## BEGIN ENTRIES SUPPLIED

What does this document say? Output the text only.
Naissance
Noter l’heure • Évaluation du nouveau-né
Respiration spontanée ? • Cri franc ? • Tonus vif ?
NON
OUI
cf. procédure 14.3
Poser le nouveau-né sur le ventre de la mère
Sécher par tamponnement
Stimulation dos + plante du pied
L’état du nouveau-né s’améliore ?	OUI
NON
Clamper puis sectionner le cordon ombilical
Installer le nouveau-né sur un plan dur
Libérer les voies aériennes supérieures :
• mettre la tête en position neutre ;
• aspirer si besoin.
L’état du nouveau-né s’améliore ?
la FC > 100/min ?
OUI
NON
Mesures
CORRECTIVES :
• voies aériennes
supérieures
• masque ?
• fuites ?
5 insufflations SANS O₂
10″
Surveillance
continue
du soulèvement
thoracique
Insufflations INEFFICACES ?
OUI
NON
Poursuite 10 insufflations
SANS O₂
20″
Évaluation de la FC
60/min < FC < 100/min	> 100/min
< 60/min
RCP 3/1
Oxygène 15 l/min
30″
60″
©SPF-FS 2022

## END ENTRIES SUPPLIED

▸ **CHALLENGE**
Exactly as shown above, return every record.

▸ **REPLY**
What does this document say? Output the text only.
Naissance
Noter l’heure • Évaluation du nouveau-né
Respiration spontanée ? • Cri franc ? • Tonus vif ?
NON
OUI
cf. procédure 14.3
Poser le nouveau-né sur le ventre de la mère
Sécher par tamponnement
Stimulation dos + plante du pied
L’état du nouveau-né s’améliore ?	OUI
NON
Clamper puis sectionner le cordon ombilical
Installer le nouveau-né sur un plan dur
Libérer les voies aériennes supérieures :
• mettre la tête en position neutre ;
• aspirer si besoin.
L’état du nouveau-né s’améliore ?
la FC > 100/min ?
OUI
NON
Mesures
CORRECTIVES :
• voies aériennes
supérieures
• masque ?
• fuites ?
5 insufflations SANS O₂
10″
Surveillance
continue
du soulèvement
thoracique
Insufflations INEFFICACES ?
OUI
NON
Poursuite 10 insufflations
SANS O₂
20″
Évaluation de la FC
60/min < FC < 100/min	> 100/min
< 60/min
RCP 3/1
Oxygène 15 l/min
30″
60″
©SPF-FS 2022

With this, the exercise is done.